Task goal: In the listing below, locate the lines that hold "JSON" and copy them.

Stored data:

■ ■ ■ ■

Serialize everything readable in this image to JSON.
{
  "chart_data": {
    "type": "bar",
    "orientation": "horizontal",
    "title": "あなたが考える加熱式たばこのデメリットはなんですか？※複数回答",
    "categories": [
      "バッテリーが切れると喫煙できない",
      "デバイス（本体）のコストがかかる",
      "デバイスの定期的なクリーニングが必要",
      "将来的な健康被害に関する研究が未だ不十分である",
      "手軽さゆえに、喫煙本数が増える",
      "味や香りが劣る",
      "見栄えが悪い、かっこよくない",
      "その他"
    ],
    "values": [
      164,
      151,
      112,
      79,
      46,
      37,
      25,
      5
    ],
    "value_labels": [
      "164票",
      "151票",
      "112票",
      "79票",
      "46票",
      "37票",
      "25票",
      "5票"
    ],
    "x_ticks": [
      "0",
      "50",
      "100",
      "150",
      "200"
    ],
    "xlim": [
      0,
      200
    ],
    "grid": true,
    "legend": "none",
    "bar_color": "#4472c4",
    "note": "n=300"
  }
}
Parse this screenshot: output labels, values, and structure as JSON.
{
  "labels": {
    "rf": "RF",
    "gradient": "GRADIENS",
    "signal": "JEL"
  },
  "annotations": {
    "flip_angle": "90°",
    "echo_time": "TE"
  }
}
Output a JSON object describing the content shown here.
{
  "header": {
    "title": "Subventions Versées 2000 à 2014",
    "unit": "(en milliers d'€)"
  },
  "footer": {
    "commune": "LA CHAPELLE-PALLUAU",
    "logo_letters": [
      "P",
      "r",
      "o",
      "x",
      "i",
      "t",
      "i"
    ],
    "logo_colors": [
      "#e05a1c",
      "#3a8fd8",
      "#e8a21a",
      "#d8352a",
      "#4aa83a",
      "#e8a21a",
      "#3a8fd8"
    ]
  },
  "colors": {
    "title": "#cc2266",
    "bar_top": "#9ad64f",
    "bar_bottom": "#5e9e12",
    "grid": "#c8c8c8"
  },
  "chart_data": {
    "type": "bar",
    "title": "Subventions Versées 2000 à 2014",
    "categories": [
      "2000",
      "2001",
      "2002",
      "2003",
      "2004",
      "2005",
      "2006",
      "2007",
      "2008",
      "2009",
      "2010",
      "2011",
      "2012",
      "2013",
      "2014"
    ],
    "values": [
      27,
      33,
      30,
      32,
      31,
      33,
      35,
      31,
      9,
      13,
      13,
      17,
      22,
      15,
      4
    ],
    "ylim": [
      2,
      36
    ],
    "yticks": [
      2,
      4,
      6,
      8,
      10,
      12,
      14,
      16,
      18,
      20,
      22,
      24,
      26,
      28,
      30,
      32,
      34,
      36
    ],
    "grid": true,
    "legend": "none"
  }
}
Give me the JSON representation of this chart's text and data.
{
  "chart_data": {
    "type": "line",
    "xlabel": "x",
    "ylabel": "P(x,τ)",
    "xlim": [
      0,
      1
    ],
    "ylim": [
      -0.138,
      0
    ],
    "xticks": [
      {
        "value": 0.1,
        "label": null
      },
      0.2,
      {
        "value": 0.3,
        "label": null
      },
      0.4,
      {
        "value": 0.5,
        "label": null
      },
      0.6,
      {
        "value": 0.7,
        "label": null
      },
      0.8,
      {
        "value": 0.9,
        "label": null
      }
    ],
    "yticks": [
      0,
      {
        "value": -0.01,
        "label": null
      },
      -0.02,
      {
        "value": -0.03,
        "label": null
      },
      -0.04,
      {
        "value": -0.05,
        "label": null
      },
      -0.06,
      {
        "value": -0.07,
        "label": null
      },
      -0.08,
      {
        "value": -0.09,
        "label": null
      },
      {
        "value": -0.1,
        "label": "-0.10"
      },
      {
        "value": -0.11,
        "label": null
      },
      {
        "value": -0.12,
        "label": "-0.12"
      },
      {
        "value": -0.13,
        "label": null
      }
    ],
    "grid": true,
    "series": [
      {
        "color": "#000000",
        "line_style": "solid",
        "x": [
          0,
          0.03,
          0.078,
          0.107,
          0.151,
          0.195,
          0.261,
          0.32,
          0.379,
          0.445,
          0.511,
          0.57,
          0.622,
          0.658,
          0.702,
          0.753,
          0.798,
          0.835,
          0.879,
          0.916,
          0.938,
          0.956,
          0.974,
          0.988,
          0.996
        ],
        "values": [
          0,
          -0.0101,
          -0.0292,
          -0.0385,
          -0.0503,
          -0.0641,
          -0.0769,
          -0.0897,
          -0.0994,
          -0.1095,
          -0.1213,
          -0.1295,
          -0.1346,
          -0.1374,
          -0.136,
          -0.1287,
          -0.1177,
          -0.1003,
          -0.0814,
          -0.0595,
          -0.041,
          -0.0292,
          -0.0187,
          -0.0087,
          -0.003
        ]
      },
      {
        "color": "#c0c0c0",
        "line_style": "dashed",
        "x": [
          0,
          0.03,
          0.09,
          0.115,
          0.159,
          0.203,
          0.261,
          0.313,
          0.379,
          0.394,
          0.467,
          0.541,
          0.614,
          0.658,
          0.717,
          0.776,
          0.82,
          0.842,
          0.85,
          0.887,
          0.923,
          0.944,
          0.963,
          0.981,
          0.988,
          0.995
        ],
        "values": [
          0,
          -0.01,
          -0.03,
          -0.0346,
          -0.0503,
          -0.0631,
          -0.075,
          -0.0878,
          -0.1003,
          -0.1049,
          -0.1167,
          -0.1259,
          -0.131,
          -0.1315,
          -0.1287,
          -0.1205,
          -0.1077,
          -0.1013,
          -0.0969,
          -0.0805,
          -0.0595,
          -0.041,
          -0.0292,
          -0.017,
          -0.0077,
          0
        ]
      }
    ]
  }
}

■ ■ ■ ■

Expected output:
Serialize everything readable in this image to JSON.
Parse this screenshot: output labels, values, and structure as JSON.
Output a JSON object describing the content shown here.
Give me the JSON representation of this chart's text and data.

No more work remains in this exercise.